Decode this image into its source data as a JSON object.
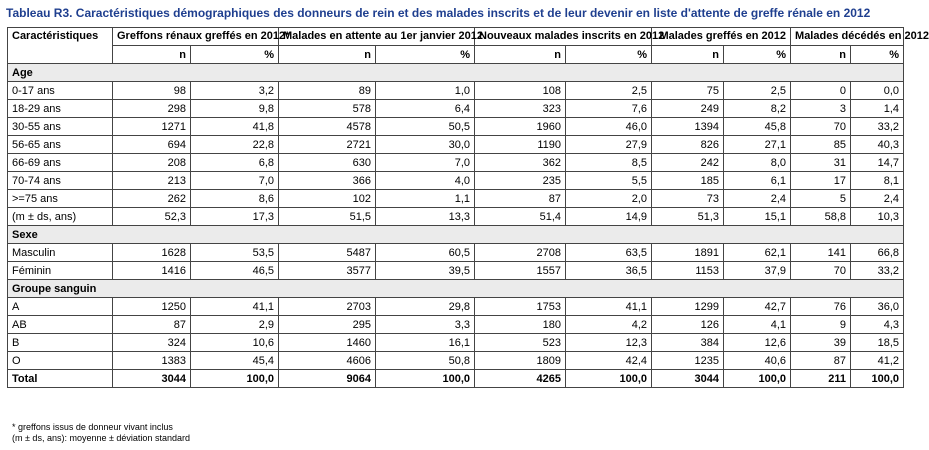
{
  "title": "Tableau R3. Caractéristiques démographiques des donneurs de rein et des malades inscrits et de leur devenir en liste d'attente de greffe rénale en 2012",
  "header": {
    "first_col": "Caractéristiques",
    "groups": [
      "Greffons rénaux greffés en 2012*",
      "Malades en attente au 1er janvier 2012",
      "Nouveaux malades inscrits en 2012",
      "Malades greffés en 2012",
      "Malades décédés en 2012"
    ],
    "sub_n": "n",
    "sub_pct": "%"
  },
  "sections": [
    {
      "title": "Age",
      "rows": [
        {
          "label": "0-17 ans",
          "values": [
            "98",
            "3,2",
            "89",
            "1,0",
            "108",
            "2,5",
            "75",
            "2,5",
            "0",
            "0,0"
          ]
        },
        {
          "label": "18-29 ans",
          "values": [
            "298",
            "9,8",
            "578",
            "6,4",
            "323",
            "7,6",
            "249",
            "8,2",
            "3",
            "1,4"
          ]
        },
        {
          "label": "30-55 ans",
          "values": [
            "1271",
            "41,8",
            "4578",
            "50,5",
            "1960",
            "46,0",
            "1394",
            "45,8",
            "70",
            "33,2"
          ]
        },
        {
          "label": "56-65 ans",
          "values": [
            "694",
            "22,8",
            "2721",
            "30,0",
            "1190",
            "27,9",
            "826",
            "27,1",
            "85",
            "40,3"
          ]
        },
        {
          "label": "66-69 ans",
          "values": [
            "208",
            "6,8",
            "630",
            "7,0",
            "362",
            "8,5",
            "242",
            "8,0",
            "31",
            "14,7"
          ]
        },
        {
          "label": "70-74 ans",
          "values": [
            "213",
            "7,0",
            "366",
            "4,0",
            "235",
            "5,5",
            "185",
            "6,1",
            "17",
            "8,1"
          ]
        },
        {
          "label": ">=75 ans",
          "values": [
            "262",
            "8,6",
            "102",
            "1,1",
            "87",
            "2,0",
            "73",
            "2,4",
            "5",
            "2,4"
          ]
        },
        {
          "label": "(m ± ds, ans)",
          "values": [
            "52,3",
            "17,3",
            "51,5",
            "13,3",
            "51,4",
            "14,9",
            "51,3",
            "15,1",
            "58,8",
            "10,3"
          ]
        }
      ]
    },
    {
      "title": "Sexe",
      "rows": [
        {
          "label": "Masculin",
          "values": [
            "1628",
            "53,5",
            "5487",
            "60,5",
            "2708",
            "63,5",
            "1891",
            "62,1",
            "141",
            "66,8"
          ]
        },
        {
          "label": "Féminin",
          "values": [
            "1416",
            "46,5",
            "3577",
            "39,5",
            "1557",
            "36,5",
            "1153",
            "37,9",
            "70",
            "33,2"
          ]
        }
      ]
    },
    {
      "title": "Groupe sanguin",
      "rows": [
        {
          "label": "A",
          "values": [
            "1250",
            "41,1",
            "2703",
            "29,8",
            "1753",
            "41,1",
            "1299",
            "42,7",
            "76",
            "36,0"
          ]
        },
        {
          "label": "AB",
          "values": [
            "87",
            "2,9",
            "295",
            "3,3",
            "180",
            "4,2",
            "126",
            "4,1",
            "9",
            "4,3"
          ]
        },
        {
          "label": "B",
          "values": [
            "324",
            "10,6",
            "1460",
            "16,1",
            "523",
            "12,3",
            "384",
            "12,6",
            "39",
            "18,5"
          ]
        },
        {
          "label": "O",
          "values": [
            "1383",
            "45,4",
            "4606",
            "50,8",
            "1809",
            "42,4",
            "1235",
            "40,6",
            "87",
            "41,2"
          ]
        }
      ]
    }
  ],
  "total": {
    "label": "Total",
    "values": [
      "3044",
      "100,0",
      "9064",
      "100,0",
      "4265",
      "100,0",
      "3044",
      "100,0",
      "211",
      "100,0"
    ]
  },
  "notes": [
    "* greffons issus de donneur vivant inclus",
    "(m ± ds, ans): moyenne ± déviation standard"
  ]
}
--------------------
**Problem description**
Copy the whole listing above word for word but do not carry over the pictures.

**The output**
Decode this image into its source data as a JSON object.
{
  "title": "Tableau R3. Caractéristiques démographiques des donneurs de rein et des malades inscrits et de leur devenir en liste d'attente de greffe rénale en 2012",
  "header": {
    "first_col": "Caractéristiques",
    "groups": [
      "Greffons rénaux greffés en 2012*",
      "Malades en attente au 1er janvier 2012",
      "Nouveaux malades inscrits en 2012",
      "Malades greffés en 2012",
      "Malades décédés en 2012"
    ],
    "sub_n": "n",
    "sub_pct": "%"
  },
  "sections": [
    {
      "title": "Age",
      "rows": [
        {
          "label": "0-17 ans",
          "values": [
            "98",
            "3,2",
            "89",
            "1,0",
            "108",
            "2,5",
            "75",
            "2,5",
            "0",
            "0,0"
          ]
        },
        {
          "label": "18-29 ans",
          "values": [
            "298",
            "9,8",
            "578",
            "6,4",
            "323",
            "7,6",
            "249",
            "8,2",
            "3",
            "1,4"
          ]
        },
        {
          "label": "30-55 ans",
          "values": [
            "1271",
            "41,8",
            "4578",
            "50,5",
            "1960",
            "46,0",
            "1394",
            "45,8",
            "70",
            "33,2"
          ]
        },
        {
          "label": "56-65 ans",
          "values": [
            "694",
            "22,8",
            "2721",
            "30,0",
            "1190",
            "27,9",
            "826",
            "27,1",
            "85",
            "40,3"
          ]
        },
        {
          "label": "66-69 ans",
          "values": [
            "208",
            "6,8",
            "630",
            "7,0",
            "362",
            "8,5",
            "242",
            "8,0",
            "31",
            "14,7"
          ]
        },
        {
          "label": "70-74 ans",
          "values": [
            "213",
            "7,0",
            "366",
            "4,0",
            "235",
            "5,5",
            "185",
            "6,1",
            "17",
            "8,1"
          ]
        },
        {
          "label": ">=75 ans",
          "values": [
            "262",
            "8,6",
            "102",
            "1,1",
            "87",
            "2,0",
            "73",
            "2,4",
            "5",
            "2,4"
          ]
        },
        {
          "label": "(m ± ds, ans)",
          "values": [
            "52,3",
            "17,3",
            "51,5",
            "13,3",
            "51,4",
            "14,9",
            "51,3",
            "15,1",
            "58,8",
            "10,3"
          ]
        }
      ]
    },
    {
      "title": "Sexe",
      "rows": [
        {
          "label": "Masculin",
          "values": [
            "1628",
            "53,5",
            "5487",
            "60,5",
            "2708",
            "63,5",
            "1891",
            "62,1",
            "141",
            "66,8"
          ]
        },
        {
          "label": "Féminin",
          "values": [
            "1416",
            "46,5",
            "3577",
            "39,5",
            "1557",
            "36,5",
            "1153",
            "37,9",
            "70",
            "33,2"
          ]
        }
      ]
    },
    {
      "title": "Groupe sanguin",
      "rows": [
        {
          "label": "A",
          "values": [
            "1250",
            "41,1",
            "2703",
            "29,8",
            "1753",
            "41,1",
            "1299",
            "42,7",
            "76",
            "36,0"
          ]
        },
        {
          "label": "AB",
          "values": [
            "87",
            "2,9",
            "295",
            "3,3",
            "180",
            "4,2",
            "126",
            "4,1",
            "9",
            "4,3"
          ]
        },
        {
          "label": "B",
          "values": [
            "324",
            "10,6",
            "1460",
            "16,1",
            "523",
            "12,3",
            "384",
            "12,6",
            "39",
            "18,5"
          ]
        },
        {
          "label": "O",
          "values": [
            "1383",
            "45,4",
            "4606",
            "50,8",
            "1809",
            "42,4",
            "1235",
            "40,6",
            "87",
            "41,2"
          ]
        }
      ]
    }
  ],
  "total": {
    "label": "Total",
    "values": [
      "3044",
      "100,0",
      "9064",
      "100,0",
      "4265",
      "100,0",
      "3044",
      "100,0",
      "211",
      "100,0"
    ]
  },
  "notes": [
    "* greffons issus de donneur vivant inclus",
    "(m ± ds, ans): moyenne ± déviation standard"
  ]
}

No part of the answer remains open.